→ Exercise aim: Look through the data below. Pick out the lines holding the string "đang".

Data entries:

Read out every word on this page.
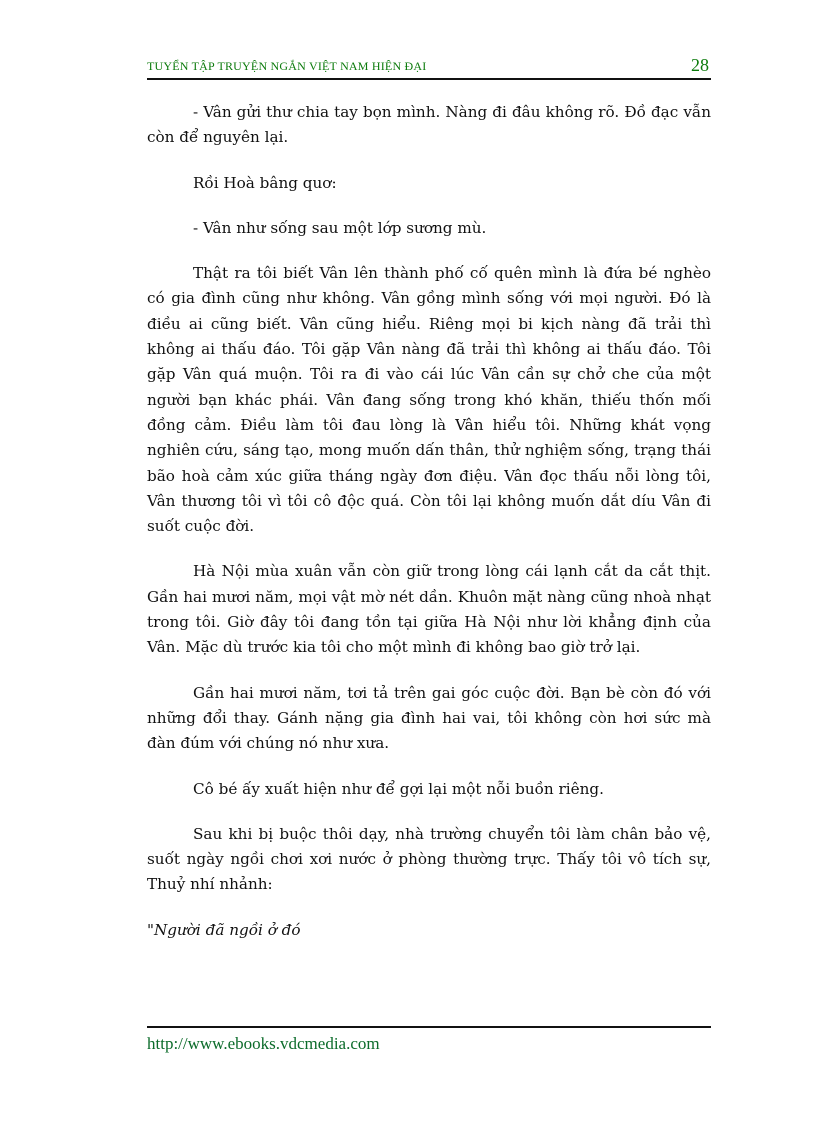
TUYỂN TẬP TRUYỆN NGẮN VIỆT NAM HIỆN ĐẠI	28

- Vân gửi thư chia tay bọn mình. Nàng đi đâu không rõ. Đồ đạc vẫn còn để nguyên lại.

Rồi Hoà bâng quơ:

- Vân như sống sau một lớp sương mù.

Thật ra tôi biết Vân lên thành phố cố quên mình là đứa bé nghèo có gia đình cũng như không. Vân gồng mình sống với mọi người. Đó là điều ai cũng biết. Vân cũng hiểu. Riêng mọi bi kịch nàng đã trải thì không ai thấu đáo. Tôi gặp Vân nàng đã trải thì không ai thấu đáo. Tôi gặp Vân quá muộn. Tôi ra đi vào cái lúc Vân cần sự chở che của một người bạn khác phái. Vân đang sống trong khó khăn, thiếu thốn mối đồng cảm. Điều làm tôi đau lòng là Vân hiểu tôi. Những khát vọng nghiên cứu, sáng tạo, mong muốn dấn thân, thử nghiệm sống, trạng thái bão hoà cảm xúc giữa tháng ngày đơn điệu. Vân đọc thấu nỗi lòng tôi, Vân thương tôi vì tôi cô độc quá. Còn tôi lại không muốn dắt díu Vân đi suốt cuộc đời.

Hà Nội mùa xuân vẫn còn giữ trong lòng cái lạnh cắt da cắt thịt. Gần hai mươi năm, mọi vật mờ nét dần. Khuôn mặt nàng cũng nhoà nhạt trong tôi. Giờ đây tôi đang tồn tại giữa Hà Nội như lời khẳng định của Vân. Mặc dù trước kia tôi cho một mình đi không bao giờ trở lại.

Gần hai mươi năm, tơi tả trên gai góc cuộc đời. Bạn bè còn đó với những đổi thay. Gánh nặng gia đình hai vai, tôi không còn hơi sức mà đàn đúm với chúng nó như xưa.

Cô bé ấy xuất hiện như để gợi lại một nỗi buồn riêng.

Sau khi bị buộc thôi dạy, nhà trường chuyển tôi làm chân bảo vệ, suốt ngày ngồi chơi xơi nước ở phòng thường trực. Thấy tôi vô tích sự, Thuỷ nhí nhảnh:

"Người đã ngồi ở đó

http://www.ebooks.vdcmedia.com
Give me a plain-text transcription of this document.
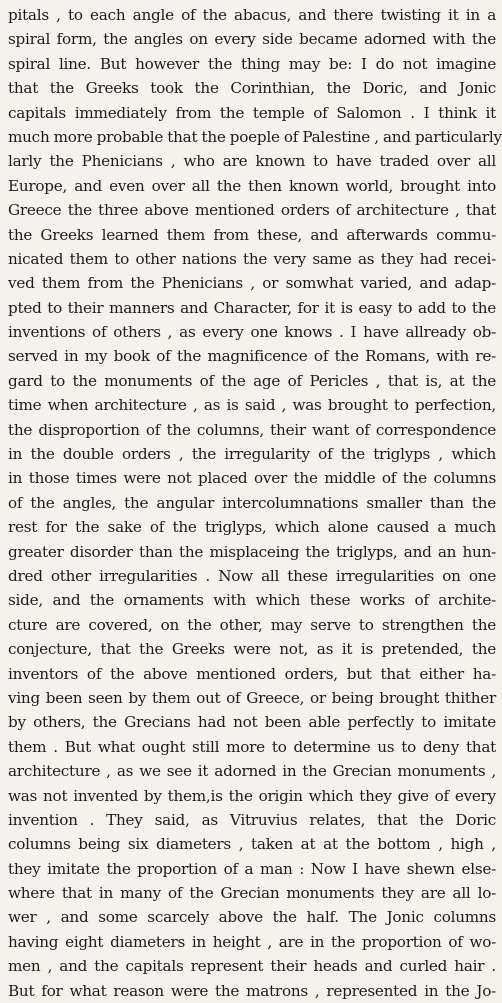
pitals , to each angle of the abacus, and there twisting it in a
spiral form, the angles on every side became adorned with the
spiral line. But however the thing may be: I do not imagine
that the Greeks took the Corinthian, the Doric, and Jonic
capitals immediately from the temple of Salomon . I think it
much more probable that the poeple of Palestine , and particularly
larly the Phenicians , who are known to have traded over all
Europe, and even over all the then known world, brought into
Greece the three above mentioned orders of architecture , that
the Greeks learned them from these, and afterwards commu-
nicated them to other nations the very same as they had recei-
ved them from the Phenicians , or somwhat varied, and adap-
pted to their manners and Character, for it is easy to add to the
inventions of others , as every one knows . I have allready ob-
served in my book of the magnificence of the Romans, with re-
gard to the monuments of the age of Pericles , that is, at the
time when architecture , as is said , was brought to perfection,
the disproportion of the columns, their want of correspondence
in the double orders , the irregularity of the triglyps , which
in those times were not placed over the middle of the columns
of the angles, the angular intercolumnations smaller than the
rest for the sake of the triglyps, which alone caused a much
greater disorder than the misplaceing the triglyps, and an hun-
dred other irregularities . Now all these irregularities on one
side, and the ornaments with which these works of archite-
cture are covered, on the other, may serve to strengthen the
conjecture, that the Greeks were not, as it is pretended, the
inventors of the above mentioned orders, but that either ha-
ving been seen by them out of Greece, or being brought thither
by others, the Grecians had not been able perfectly to imitate
them . But what ought still more to determine us to deny that
architecture , as we see it adorned in the Grecian monuments ,
was not invented by them,is the origin which they give of every
invention . They said, as Vitruvius relates, that the Doric
columns being six diameters , taken at at the bottom , high ,
they imitate the proportion of a man : Now I have shewn else-
where that in many of the Grecian monuments they are all lo-
wer , and some scarcely above the half. The Jonic columns
having eight diameters in height , are in the proportion of wo-
men , and the capitals represent their heads and curled hair .
But for what reason were the matrons , represented in the Jo-
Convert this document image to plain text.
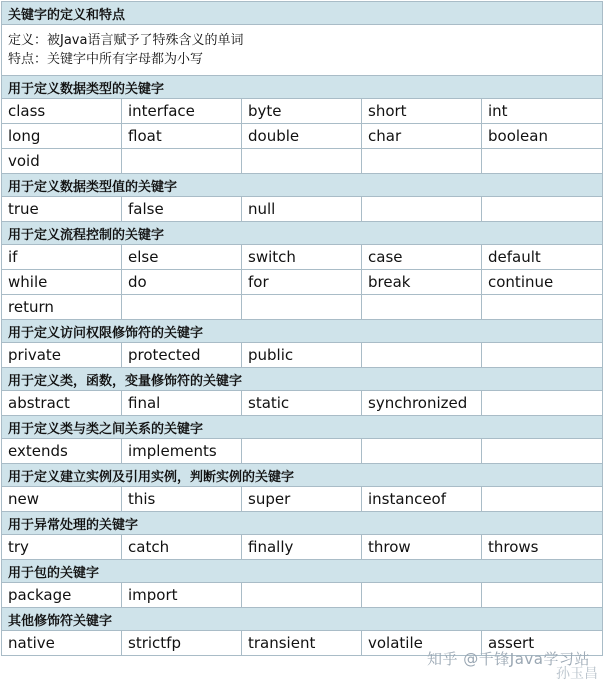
关键字的定义和特点				

定义：被Java语言赋予了特殊含义的单词
特点：关键字中所有字母都为小写				

用于定义数据类型的关键字				
class	interface	byte	short	int
long	float	double	char	boolean
void				
用于定义数据类型值的关键字				
true	false	null		
用于定义流程控制的关键字				
if	else	switch	case	default
while	do	for	break	continue
return				
用于定义访问权限修饰符的关键字				
private	protected	public		
用于定义类，函数，变量修饰符的关键字				
abstract	final	static	synchronized	
用于定义类与类之间关系的关键字				
extends	implements			
用于定义建立实例及引用实例，判断实例的关键字				
new	this	super	instanceof	
用于异常处理的关键字				
try	catch	finally	throw	throws
用于包的关键字				
package	import			
其他修饰符关键字				
native	strictfp	transient	volatile	assert
知乎 @千锋Java学习站
孙玉昌
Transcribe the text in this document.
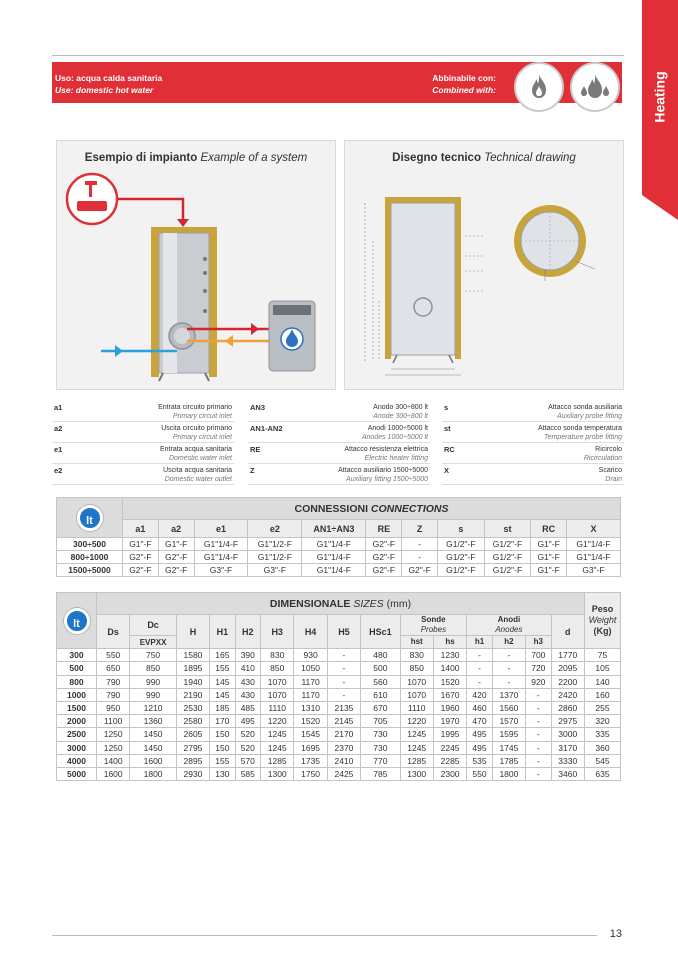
Heating
Uso: acqua calda sanitaria
Use: domestic hot water
Abbinabile con:
Combined with:
Esempio di impianto Example of a system	Disegno tecnico Technical drawing
a1	Entrata circuito primario
Primary circuit inlet
a2	Uscita circuito primario
Primary circuit inlet
e1	Entrata acqua sanitaria
Domestic water inlet
e2	Uscita acqua sanitaria
Domestic water outlet
AN3	Anodo 300÷800 lt
Anode 300÷800 lt
AN1-AN2	Anodi 1000÷5000 lt
Anodes 1000÷5000 lt
RE	Attacco resistenza elettrica
Electric heater fitting
Z	Attacco ausiliario 1500÷5000
Auxiliary fitting 1500÷5000
s	Attacco sonda ausiliaria
Auxiliary probe fitting
st	Attacco sonda temperatura
Temperature probe fitting
RC	Ricircolo
Ricirculation
X	Scarico
Drain
lt	CONNESSIONI CONNECTIONS										
	a1	a2	e1	e2	AN1÷AN3	RE	Z	s	st	RC	X
300÷500	G1"-F	G1"-F	G1"1/4-F	G1"1/2-F	G1"1/4-F	G2"-F	-	G1/2"-F	G1/2"-F	G1"-F	G1"1/4-F
800÷1000	G2"-F	G2"-F	G1"1/4-F	G1"1/2-F	G1"1/4-F	G2"-F	-	G1/2"-F	G1/2"-F	G1"-F	G1"1/4-F
1500÷5000	G2"-F	G2"-F	G3"-F	G3"-F	G1"1/4-F	G2"-F	G2"-F	G1/2"-F	G1/2"-F	G1"-F	G3"-F
lt	DIMENSIONALE SIZES (mm)															Peso
Weight
(Kg)
	Ds	Dc	H	H1	H2	H3	H4	H5	HSc1	Sonde
Probes		Anodi
Anodes			d	
		EVPXX								hst	hs	h1	h2	h3		
300	550	750	1580	165	390	830	930	-	480	830	1230	-	-	700	1770	75
500	650	850	1895	155	410	850	1050	-	500	850	1400	-	-	720	2095	105
800	790	990	1940	145	430	1070	1170	-	560	1070	1520	-	-	920	2200	140
1000	790	990	2190	145	430	1070	1170	-	610	1070	1670	420	1370	-	2420	160
1500	950	1210	2530	185	485	1110	1310	2135	670	1110	1960	460	1560	-	2860	255
2000	1100	1360	2580	170	495	1220	1520	2145	705	1220	1970	470	1570	-	2975	320
2500	1250	1450	2605	150	520	1245	1545	2170	730	1245	1995	495	1595	-	3000	335
3000	1250	1450	2795	150	520	1245	1695	2370	730	1245	2245	495	1745	-	3170	360
4000	1400	1600	2895	155	570	1285	1735	2410	770	1285	2285	535	1785	-	3330	545
5000	1600	1800	2930	130	585	1300	1750	2425	785	1300	2300	550	1800	-	3460	635
13
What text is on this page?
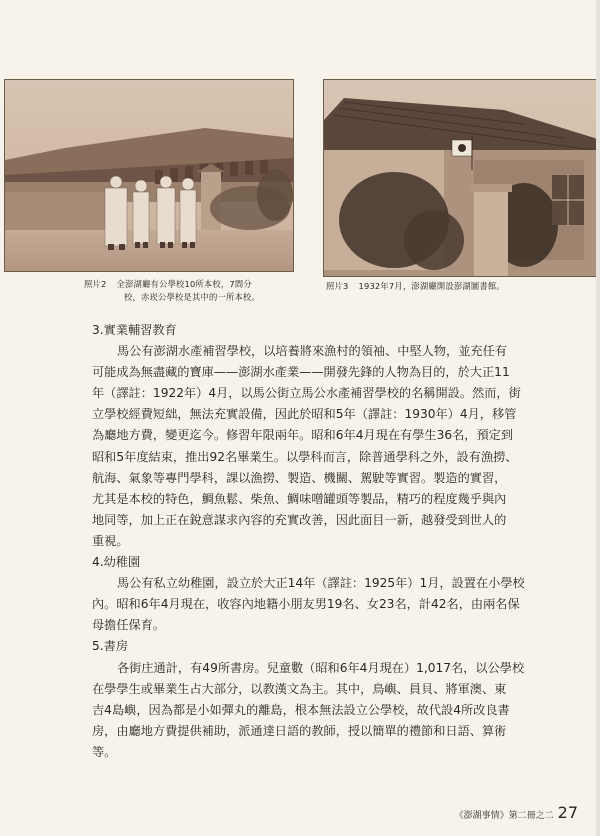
照片2 全澎湖廳有公學校10所本校，7間分
校，赤崁公學校是其中的一所本校。
照片3 1932年7月，澎湖廳開設澎湖圖書館。
3.實業輔習教育
馬公有澎湖水產補習學校，以培養將來漁村的領袖、中堅人物，並充任有
可能成為無盡藏的寶庫——澎湖水產業——開發先鋒的人物為目的，於大正11
年（譯註：1922年）4月，以馬公街立馬公水產補習學校的名稱開設。然而，街
立學校經費短絀，無法充實設備，因此於昭和5年（譯註：1930年）4月，移管
為廳地方費，變更迄今。修習年限兩年。昭和6年4月現在有學生36名，預定到
昭和5年度結束，推出92名畢業生。以學科而言，除普通學科之外，設有漁撈、
航海、氣象等專門學科，課以漁撈、製造、機關、駕駛等實習。製造的實習，
尤其是本校的特色，鯛魚鬆、柴魚、鯛味噌罐頭等製品，精巧的程度幾乎與內
地同等，加上正在銳意謀求內容的充實改善，因此面目一新，越發受到世人的
重視。
4.幼稚園
馬公有私立幼稚園，設立於大正14年（譯註：1925年）1月，設置在小學校
內。昭和6年4月現在，收容內地籍小朋友男19名、女23名，計42名，由兩名保
母擔任保育。
5.書房
各街庄通計，有49所書房。兒童數（昭和6年4月現在）1,017名，以公學校
在學學生或畢業生占大部分，以教漢文為主。其中，鳥嶼、員貝、將軍澳、東
吉4島嶼，因為都是小如彈丸的離島，根本無法設立公學校，故代設4所改良書
房，由廳地方費提供補助，派通達日語的教師，授以簡單的禮節和日語、算術
等。
《澎湖事情》第二冊之二 27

→ Task answer:
Thật ra tôi biết Vân lên thành phố cố quên mình là đứa bé nghèo có gia đình cũng như không. Vân gồng mình sống với mọi người. Đó là điều ai cũng biết. Vân cũng hiểu. Riêng mọi bi kịch nàng đã trải thì không ai thấu đáo. Tôi gặp Vân nàng đã trải thì không ai thấu đáo. Tôi gặp Vân quá muộn. Tôi ra đi vào cái lúc Vân cần sự chở che của một người bạn khác phái. Vân đang sống trong khó khăn, thiếu thốn mối đồng cảm. Điều làm tôi đau lòng là Vân hiểu tôi. Những khát vọng nghiên cứu, sáng tạo, mong muốn dấn thân, thử nghiệm sống, trạng thái bão hoà cảm xúc giữa tháng ngày đơn điệu. Vân đọc thấu nỗi lòng tôi, Vân thương tôi vì tôi cô độc quá. Còn tôi lại không muốn dắt díu Vân đi suốt cuộc đời.
Hà Nội mùa xuân vẫn còn giữ trong lòng cái lạnh cắt da cắt thịt. Gần hai mươi năm, mọi vật mờ nét dần. Khuôn mặt nàng cũng nhoà nhạt trong tôi. Giờ đây tôi đang tồn tại giữa Hà Nội như lời khẳng định của Vân. Mặc dù trước kia tôi cho một mình đi không bao giờ trở lại.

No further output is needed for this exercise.